[Dataset listings of figures]
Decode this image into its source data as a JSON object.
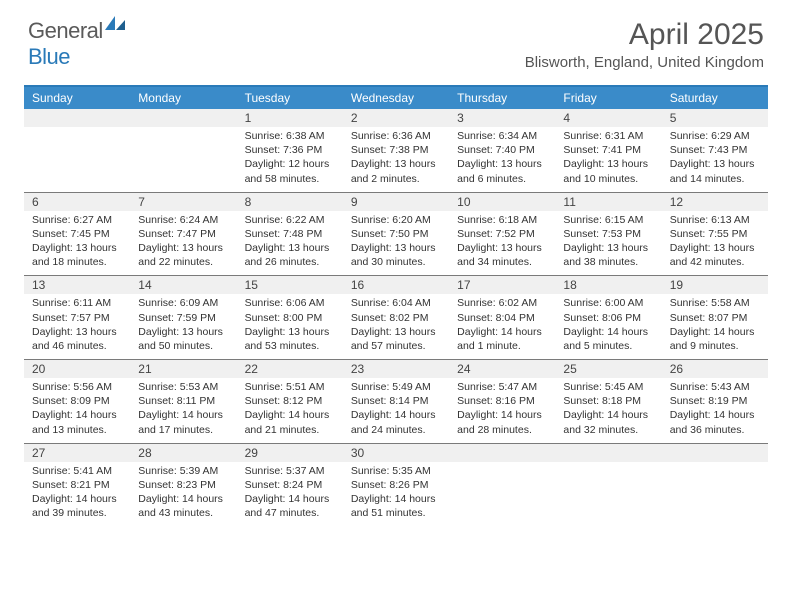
{
  "logo": {
    "word1": "General",
    "word2": "Blue"
  },
  "title": "April 2025",
  "location": "Blisworth, England, United Kingdom",
  "colors": {
    "header_bar": "#3a8bc9",
    "top_border": "#2a7ab8",
    "daynum_bg": "#f0f0f0",
    "week_divider": "#7a7a7a",
    "text": "#333333",
    "title_text": "#555555",
    "logo_gray": "#5a5a5a",
    "logo_blue": "#2a7ab8",
    "background": "#ffffff"
  },
  "typography": {
    "title_fontsize": 30,
    "location_fontsize": 15,
    "dayhead_fontsize": 12,
    "daynum_fontsize": 12,
    "body_fontsize": 10.5
  },
  "day_headers": [
    "Sunday",
    "Monday",
    "Tuesday",
    "Wednesday",
    "Thursday",
    "Friday",
    "Saturday"
  ],
  "weeks": [
    [
      null,
      null,
      {
        "n": "1",
        "sr": "6:38 AM",
        "ss": "7:36 PM",
        "dl": "12 hours and 58 minutes."
      },
      {
        "n": "2",
        "sr": "6:36 AM",
        "ss": "7:38 PM",
        "dl": "13 hours and 2 minutes."
      },
      {
        "n": "3",
        "sr": "6:34 AM",
        "ss": "7:40 PM",
        "dl": "13 hours and 6 minutes."
      },
      {
        "n": "4",
        "sr": "6:31 AM",
        "ss": "7:41 PM",
        "dl": "13 hours and 10 minutes."
      },
      {
        "n": "5",
        "sr": "6:29 AM",
        "ss": "7:43 PM",
        "dl": "13 hours and 14 minutes."
      }
    ],
    [
      {
        "n": "6",
        "sr": "6:27 AM",
        "ss": "7:45 PM",
        "dl": "13 hours and 18 minutes."
      },
      {
        "n": "7",
        "sr": "6:24 AM",
        "ss": "7:47 PM",
        "dl": "13 hours and 22 minutes."
      },
      {
        "n": "8",
        "sr": "6:22 AM",
        "ss": "7:48 PM",
        "dl": "13 hours and 26 minutes."
      },
      {
        "n": "9",
        "sr": "6:20 AM",
        "ss": "7:50 PM",
        "dl": "13 hours and 30 minutes."
      },
      {
        "n": "10",
        "sr": "6:18 AM",
        "ss": "7:52 PM",
        "dl": "13 hours and 34 minutes."
      },
      {
        "n": "11",
        "sr": "6:15 AM",
        "ss": "7:53 PM",
        "dl": "13 hours and 38 minutes."
      },
      {
        "n": "12",
        "sr": "6:13 AM",
        "ss": "7:55 PM",
        "dl": "13 hours and 42 minutes."
      }
    ],
    [
      {
        "n": "13",
        "sr": "6:11 AM",
        "ss": "7:57 PM",
        "dl": "13 hours and 46 minutes."
      },
      {
        "n": "14",
        "sr": "6:09 AM",
        "ss": "7:59 PM",
        "dl": "13 hours and 50 minutes."
      },
      {
        "n": "15",
        "sr": "6:06 AM",
        "ss": "8:00 PM",
        "dl": "13 hours and 53 minutes."
      },
      {
        "n": "16",
        "sr": "6:04 AM",
        "ss": "8:02 PM",
        "dl": "13 hours and 57 minutes."
      },
      {
        "n": "17",
        "sr": "6:02 AM",
        "ss": "8:04 PM",
        "dl": "14 hours and 1 minute."
      },
      {
        "n": "18",
        "sr": "6:00 AM",
        "ss": "8:06 PM",
        "dl": "14 hours and 5 minutes."
      },
      {
        "n": "19",
        "sr": "5:58 AM",
        "ss": "8:07 PM",
        "dl": "14 hours and 9 minutes."
      }
    ],
    [
      {
        "n": "20",
        "sr": "5:56 AM",
        "ss": "8:09 PM",
        "dl": "14 hours and 13 minutes."
      },
      {
        "n": "21",
        "sr": "5:53 AM",
        "ss": "8:11 PM",
        "dl": "14 hours and 17 minutes."
      },
      {
        "n": "22",
        "sr": "5:51 AM",
        "ss": "8:12 PM",
        "dl": "14 hours and 21 minutes."
      },
      {
        "n": "23",
        "sr": "5:49 AM",
        "ss": "8:14 PM",
        "dl": "14 hours and 24 minutes."
      },
      {
        "n": "24",
        "sr": "5:47 AM",
        "ss": "8:16 PM",
        "dl": "14 hours and 28 minutes."
      },
      {
        "n": "25",
        "sr": "5:45 AM",
        "ss": "8:18 PM",
        "dl": "14 hours and 32 minutes."
      },
      {
        "n": "26",
        "sr": "5:43 AM",
        "ss": "8:19 PM",
        "dl": "14 hours and 36 minutes."
      }
    ],
    [
      {
        "n": "27",
        "sr": "5:41 AM",
        "ss": "8:21 PM",
        "dl": "14 hours and 39 minutes."
      },
      {
        "n": "28",
        "sr": "5:39 AM",
        "ss": "8:23 PM",
        "dl": "14 hours and 43 minutes."
      },
      {
        "n": "29",
        "sr": "5:37 AM",
        "ss": "8:24 PM",
        "dl": "14 hours and 47 minutes."
      },
      {
        "n": "30",
        "sr": "5:35 AM",
        "ss": "8:26 PM",
        "dl": "14 hours and 51 minutes."
      },
      null,
      null,
      null
    ]
  ],
  "labels": {
    "sunrise": "Sunrise:",
    "sunset": "Sunset:",
    "daylight": "Daylight:"
  }
}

## TASK OBJECTIVE
Print each line of the material above exactly, with the pictures removed from your copy.

## ANSWER
Decode this image into its source data as a JSON object.
{
  "logo": {
    "word1": "General",
    "word2": "Blue"
  },
  "title": "April 2025",
  "location": "Blisworth, England, United Kingdom",
  "colors": {
    "header_bar": "#3a8bc9",
    "top_border": "#2a7ab8",
    "daynum_bg": "#f0f0f0",
    "week_divider": "#7a7a7a",
    "text": "#333333",
    "title_text": "#555555",
    "logo_gray": "#5a5a5a",
    "logo_blue": "#2a7ab8",
    "background": "#ffffff"
  },
  "typography": {
    "title_fontsize": 30,
    "location_fontsize": 15,
    "dayhead_fontsize": 12,
    "daynum_fontsize": 12,
    "body_fontsize": 10.5
  },
  "day_headers": [
    "Sunday",
    "Monday",
    "Tuesday",
    "Wednesday",
    "Thursday",
    "Friday",
    "Saturday"
  ],
  "weeks": [
    [
      null,
      null,
      {
        "n": "1",
        "sr": "6:38 AM",
        "ss": "7:36 PM",
        "dl": "12 hours and 58 minutes."
      },
      {
        "n": "2",
        "sr": "6:36 AM",
        "ss": "7:38 PM",
        "dl": "13 hours and 2 minutes."
      },
      {
        "n": "3",
        "sr": "6:34 AM",
        "ss": "7:40 PM",
        "dl": "13 hours and 6 minutes."
      },
      {
        "n": "4",
        "sr": "6:31 AM",
        "ss": "7:41 PM",
        "dl": "13 hours and 10 minutes."
      },
      {
        "n": "5",
        "sr": "6:29 AM",
        "ss": "7:43 PM",
        "dl": "13 hours and 14 minutes."
      }
    ],
    [
      {
        "n": "6",
        "sr": "6:27 AM",
        "ss": "7:45 PM",
        "dl": "13 hours and 18 minutes."
      },
      {
        "n": "7",
        "sr": "6:24 AM",
        "ss": "7:47 PM",
        "dl": "13 hours and 22 minutes."
      },
      {
        "n": "8",
        "sr": "6:22 AM",
        "ss": "7:48 PM",
        "dl": "13 hours and 26 minutes."
      },
      {
        "n": "9",
        "sr": "6:20 AM",
        "ss": "7:50 PM",
        "dl": "13 hours and 30 minutes."
      },
      {
        "n": "10",
        "sr": "6:18 AM",
        "ss": "7:52 PM",
        "dl": "13 hours and 34 minutes."
      },
      {
        "n": "11",
        "sr": "6:15 AM",
        "ss": "7:53 PM",
        "dl": "13 hours and 38 minutes."
      },
      {
        "n": "12",
        "sr": "6:13 AM",
        "ss": "7:55 PM",
        "dl": "13 hours and 42 minutes."
      }
    ],
    [
      {
        "n": "13",
        "sr": "6:11 AM",
        "ss": "7:57 PM",
        "dl": "13 hours and 46 minutes."
      },
      {
        "n": "14",
        "sr": "6:09 AM",
        "ss": "7:59 PM",
        "dl": "13 hours and 50 minutes."
      },
      {
        "n": "15",
        "sr": "6:06 AM",
        "ss": "8:00 PM",
        "dl": "13 hours and 53 minutes."
      },
      {
        "n": "16",
        "sr": "6:04 AM",
        "ss": "8:02 PM",
        "dl": "13 hours and 57 minutes."
      },
      {
        "n": "17",
        "sr": "6:02 AM",
        "ss": "8:04 PM",
        "dl": "14 hours and 1 minute."
      },
      {
        "n": "18",
        "sr": "6:00 AM",
        "ss": "8:06 PM",
        "dl": "14 hours and 5 minutes."
      },
      {
        "n": "19",
        "sr": "5:58 AM",
        "ss": "8:07 PM",
        "dl": "14 hours and 9 minutes."
      }
    ],
    [
      {
        "n": "20",
        "sr": "5:56 AM",
        "ss": "8:09 PM",
        "dl": "14 hours and 13 minutes."
      },
      {
        "n": "21",
        "sr": "5:53 AM",
        "ss": "8:11 PM",
        "dl": "14 hours and 17 minutes."
      },
      {
        "n": "22",
        "sr": "5:51 AM",
        "ss": "8:12 PM",
        "dl": "14 hours and 21 minutes."
      },
      {
        "n": "23",
        "sr": "5:49 AM",
        "ss": "8:14 PM",
        "dl": "14 hours and 24 minutes."
      },
      {
        "n": "24",
        "sr": "5:47 AM",
        "ss": "8:16 PM",
        "dl": "14 hours and 28 minutes."
      },
      {
        "n": "25",
        "sr": "5:45 AM",
        "ss": "8:18 PM",
        "dl": "14 hours and 32 minutes."
      },
      {
        "n": "26",
        "sr": "5:43 AM",
        "ss": "8:19 PM",
        "dl": "14 hours and 36 minutes."
      }
    ],
    [
      {
        "n": "27",
        "sr": "5:41 AM",
        "ss": "8:21 PM",
        "dl": "14 hours and 39 minutes."
      },
      {
        "n": "28",
        "sr": "5:39 AM",
        "ss": "8:23 PM",
        "dl": "14 hours and 43 minutes."
      },
      {
        "n": "29",
        "sr": "5:37 AM",
        "ss": "8:24 PM",
        "dl": "14 hours and 47 minutes."
      },
      {
        "n": "30",
        "sr": "5:35 AM",
        "ss": "8:26 PM",
        "dl": "14 hours and 51 minutes."
      },
      null,
      null,
      null
    ]
  ],
  "labels": {
    "sunrise": "Sunrise:",
    "sunset": "Sunset:",
    "daylight": "Daylight:"
  }
}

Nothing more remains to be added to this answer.